» STATED PROBLEM
Please return the full listing below without altering anything.

* Begin DATASET RECORDS *

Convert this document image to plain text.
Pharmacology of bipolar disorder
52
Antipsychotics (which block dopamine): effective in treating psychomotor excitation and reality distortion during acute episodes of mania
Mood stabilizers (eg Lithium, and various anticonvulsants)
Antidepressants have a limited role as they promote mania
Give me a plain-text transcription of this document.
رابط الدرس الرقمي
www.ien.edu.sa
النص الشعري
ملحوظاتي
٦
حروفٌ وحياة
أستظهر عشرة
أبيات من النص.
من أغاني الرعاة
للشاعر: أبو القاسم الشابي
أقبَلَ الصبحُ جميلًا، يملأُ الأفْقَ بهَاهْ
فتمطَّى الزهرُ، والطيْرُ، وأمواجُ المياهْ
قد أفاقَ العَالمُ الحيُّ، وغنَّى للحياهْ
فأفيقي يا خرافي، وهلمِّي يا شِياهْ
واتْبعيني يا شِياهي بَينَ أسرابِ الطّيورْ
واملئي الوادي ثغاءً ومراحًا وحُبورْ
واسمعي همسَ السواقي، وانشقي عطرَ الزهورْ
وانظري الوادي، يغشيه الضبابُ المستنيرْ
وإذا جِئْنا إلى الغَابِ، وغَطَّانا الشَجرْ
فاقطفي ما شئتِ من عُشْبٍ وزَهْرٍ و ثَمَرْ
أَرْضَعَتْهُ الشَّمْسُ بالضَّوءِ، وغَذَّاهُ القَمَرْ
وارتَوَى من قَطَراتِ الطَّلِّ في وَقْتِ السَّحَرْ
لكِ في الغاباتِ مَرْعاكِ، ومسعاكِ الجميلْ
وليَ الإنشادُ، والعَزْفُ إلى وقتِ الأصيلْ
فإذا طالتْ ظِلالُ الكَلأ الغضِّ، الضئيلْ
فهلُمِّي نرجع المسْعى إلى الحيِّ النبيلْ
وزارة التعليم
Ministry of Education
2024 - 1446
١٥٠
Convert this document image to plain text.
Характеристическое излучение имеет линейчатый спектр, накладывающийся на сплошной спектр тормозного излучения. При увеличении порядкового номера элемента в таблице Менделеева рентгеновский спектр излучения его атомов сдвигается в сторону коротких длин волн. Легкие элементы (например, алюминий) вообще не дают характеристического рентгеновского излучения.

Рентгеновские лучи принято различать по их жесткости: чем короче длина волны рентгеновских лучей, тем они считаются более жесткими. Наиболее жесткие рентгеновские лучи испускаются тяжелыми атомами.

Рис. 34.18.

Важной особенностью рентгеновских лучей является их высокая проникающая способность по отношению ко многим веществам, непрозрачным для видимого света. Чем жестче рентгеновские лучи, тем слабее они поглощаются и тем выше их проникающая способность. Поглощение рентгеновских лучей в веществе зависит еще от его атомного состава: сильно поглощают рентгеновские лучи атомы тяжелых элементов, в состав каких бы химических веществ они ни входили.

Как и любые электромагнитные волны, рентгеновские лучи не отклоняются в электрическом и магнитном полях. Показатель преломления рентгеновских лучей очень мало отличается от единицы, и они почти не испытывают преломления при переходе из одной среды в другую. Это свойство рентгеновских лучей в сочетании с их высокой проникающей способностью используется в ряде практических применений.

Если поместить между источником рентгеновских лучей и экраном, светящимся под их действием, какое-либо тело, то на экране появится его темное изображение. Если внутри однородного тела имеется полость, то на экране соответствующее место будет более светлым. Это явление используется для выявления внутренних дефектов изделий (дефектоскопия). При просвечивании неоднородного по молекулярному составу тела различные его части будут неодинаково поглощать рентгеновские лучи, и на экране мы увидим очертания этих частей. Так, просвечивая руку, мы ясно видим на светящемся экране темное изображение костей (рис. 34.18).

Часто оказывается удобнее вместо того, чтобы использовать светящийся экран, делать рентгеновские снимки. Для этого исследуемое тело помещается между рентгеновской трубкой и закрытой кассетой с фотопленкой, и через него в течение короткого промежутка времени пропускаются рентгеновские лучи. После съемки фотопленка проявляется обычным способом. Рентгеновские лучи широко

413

* End DATASET RECORDS *

» FULL SOLUTION
Convert this document image to plain text.
Pharmacology of bipolar disorder
52
Antipsychotics (which block dopamine): effective in treating psychomotor excitation and reality distortion during acute episodes of mania
Mood stabilizers (eg Lithium, and various anticonvulsants)
Antidepressants have a limited role as they promote mania
Give me a plain-text transcription of this document.
رابط الدرس الرقمي
www.ien.edu.sa
النص الشعري
ملحوظاتي
٦
حروفٌ وحياة
أستظهر عشرة
أبيات من النص.
من أغاني الرعاة
للشاعر: أبو القاسم الشابي
أقبَلَ الصبحُ جميلًا، يملأُ الأفْقَ بهَاهْ
فتمطَّى الزهرُ، والطيْرُ، وأمواجُ المياهْ
قد أفاقَ العَالمُ الحيُّ، وغنَّى للحياهْ
فأفيقي يا خرافي، وهلمِّي يا شِياهْ
واتْبعيني يا شِياهي بَينَ أسرابِ الطّيورْ
واملئي الوادي ثغاءً ومراحًا وحُبورْ
واسمعي همسَ السواقي، وانشقي عطرَ الزهورْ
وانظري الوادي، يغشيه الضبابُ المستنيرْ
وإذا جِئْنا إلى الغَابِ، وغَطَّانا الشَجرْ
فاقطفي ما شئتِ من عُشْبٍ وزَهْرٍ و ثَمَرْ
أَرْضَعَتْهُ الشَّمْسُ بالضَّوءِ، وغَذَّاهُ القَمَرْ
وارتَوَى من قَطَراتِ الطَّلِّ في وَقْتِ السَّحَرْ
لكِ في الغاباتِ مَرْعاكِ، ومسعاكِ الجميلْ
وليَ الإنشادُ، والعَزْفُ إلى وقتِ الأصيلْ
فإذا طالتْ ظِلالُ الكَلأ الغضِّ، الضئيلْ
فهلُمِّي نرجع المسْعى إلى الحيِّ النبيلْ
وزارة التعليم
Ministry of Education
2024 - 1446
١٥٠
Convert this document image to plain text.
Характеристическое излучение имеет линейчатый спектр, накладывающийся на сплошной спектр тормозного излучения. При увеличении порядкового номера элемента в таблице Менделеева рентгеновский спектр излучения его атомов сдвигается в сторону коротких длин волн. Легкие элементы (например, алюминий) вообще не дают характеристического рентгеновского излучения.

Рентгеновские лучи принято различать по их жесткости: чем короче длина волны рентгеновских лучей, тем они считаются более жесткими. Наиболее жесткие рентгеновские лучи испускаются тяжелыми атомами.

Рис. 34.18.

Важной особенностью рентгеновских лучей является их высокая проникающая способность по отношению ко многим веществам, непрозрачным для видимого света. Чем жестче рентгеновские лучи, тем слабее они поглощаются и тем выше их проникающая способность. Поглощение рентгеновских лучей в веществе зависит еще от его атомного состава: сильно поглощают рентгеновские лучи атомы тяжелых элементов, в состав каких бы химических веществ они ни входили.

Как и любые электромагнитные волны, рентгеновские лучи не отклоняются в электрическом и магнитном полях. Показатель преломления рентгеновских лучей очень мало отличается от единицы, и они почти не испытывают преломления при переходе из одной среды в другую. Это свойство рентгеновских лучей в сочетании с их высокой проникающей способностью используется в ряде практических применений.

Если поместить между источником рентгеновских лучей и экраном, светящимся под их действием, какое-либо тело, то на экране появится его темное изображение. Если внутри однородного тела имеется полость, то на экране соответствующее место будет более светлым. Это явление используется для выявления внутренних дефектов изделий (дефектоскопия). При просвечивании неоднородного по молекулярному составу тела различные его части будут неодинаково поглощать рентгеновские лучи, и на экране мы увидим очертания этих частей. Так, просвечивая руку, мы ясно видим на светящемся экране темное изображение костей (рис. 34.18).

Часто оказывается удобнее вместо того, чтобы использовать светящийся экран, делать рентгеновские снимки. Для этого исследуемое тело помещается между рентгеновской трубкой и закрытой кассетой с фотопленкой, и через него в течение короткого промежутка времени пропускаются рентгеновские лучи. После съемки фотопленка проявляется обычным способом. Рентгеновские лучи широко

413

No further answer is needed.